--- Supplied records ---

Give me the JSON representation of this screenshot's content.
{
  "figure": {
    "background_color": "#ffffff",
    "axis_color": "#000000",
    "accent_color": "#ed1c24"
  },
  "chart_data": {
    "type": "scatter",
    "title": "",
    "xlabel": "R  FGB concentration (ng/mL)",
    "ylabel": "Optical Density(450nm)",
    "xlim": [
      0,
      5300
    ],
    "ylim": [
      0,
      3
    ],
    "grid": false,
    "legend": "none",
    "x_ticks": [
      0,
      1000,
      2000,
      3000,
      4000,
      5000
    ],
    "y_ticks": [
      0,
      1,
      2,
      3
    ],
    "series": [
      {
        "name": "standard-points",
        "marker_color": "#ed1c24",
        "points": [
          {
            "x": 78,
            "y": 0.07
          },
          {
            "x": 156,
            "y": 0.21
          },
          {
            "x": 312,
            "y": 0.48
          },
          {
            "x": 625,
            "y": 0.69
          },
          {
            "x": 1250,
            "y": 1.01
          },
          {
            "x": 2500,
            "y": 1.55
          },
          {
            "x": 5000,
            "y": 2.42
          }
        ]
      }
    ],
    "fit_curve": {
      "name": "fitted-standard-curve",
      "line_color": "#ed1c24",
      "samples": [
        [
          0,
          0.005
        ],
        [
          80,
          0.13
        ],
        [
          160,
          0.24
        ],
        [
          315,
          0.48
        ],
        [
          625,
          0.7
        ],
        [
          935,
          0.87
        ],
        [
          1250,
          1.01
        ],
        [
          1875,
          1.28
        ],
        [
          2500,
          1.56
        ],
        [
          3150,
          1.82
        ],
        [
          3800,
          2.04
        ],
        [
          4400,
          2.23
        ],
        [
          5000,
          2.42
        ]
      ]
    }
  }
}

---

Reproduce the listing above word for word.

Give me the JSON representation of this screenshot's content.
{
  "figure": {
    "background_color": "#ffffff",
    "axis_color": "#000000",
    "accent_color": "#ed1c24"
  },
  "chart_data": {
    "type": "scatter",
    "title": "",
    "xlabel": "R  FGB concentration (ng/mL)",
    "ylabel": "Optical Density(450nm)",
    "xlim": [
      0,
      5300
    ],
    "ylim": [
      0,
      3
    ],
    "grid": false,
    "legend": "none",
    "x_ticks": [
      0,
      1000,
      2000,
      3000,
      4000,
      5000
    ],
    "y_ticks": [
      0,
      1,
      2,
      3
    ],
    "series": [
      {
        "name": "standard-points",
        "marker_color": "#ed1c24",
        "points": [
          {
            "x": 78,
            "y": 0.07
          },
          {
            "x": 156,
            "y": 0.21
          },
          {
            "x": 312,
            "y": 0.48
          },
          {
            "x": 625,
            "y": 0.69
          },
          {
            "x": 1250,
            "y": 1.01
          },
          {
            "x": 2500,
            "y": 1.55
          },
          {
            "x": 5000,
            "y": 2.42
          }
        ]
      }
    ],
    "fit_curve": {
      "name": "fitted-standard-curve",
      "line_color": "#ed1c24",
      "samples": [
        [
          0,
          0.005
        ],
        [
          80,
          0.13
        ],
        [
          160,
          0.24
        ],
        [
          315,
          0.48
        ],
        [
          625,
          0.7
        ],
        [
          935,
          0.87
        ],
        [
          1250,
          1.01
        ],
        [
          1875,
          1.28
        ],
        [
          2500,
          1.56
        ],
        [
          3150,
          1.82
        ],
        [
          3800,
          2.04
        ],
        [
          4400,
          2.23
        ],
        [
          5000,
          2.42
        ]
      ]
    }
  }
}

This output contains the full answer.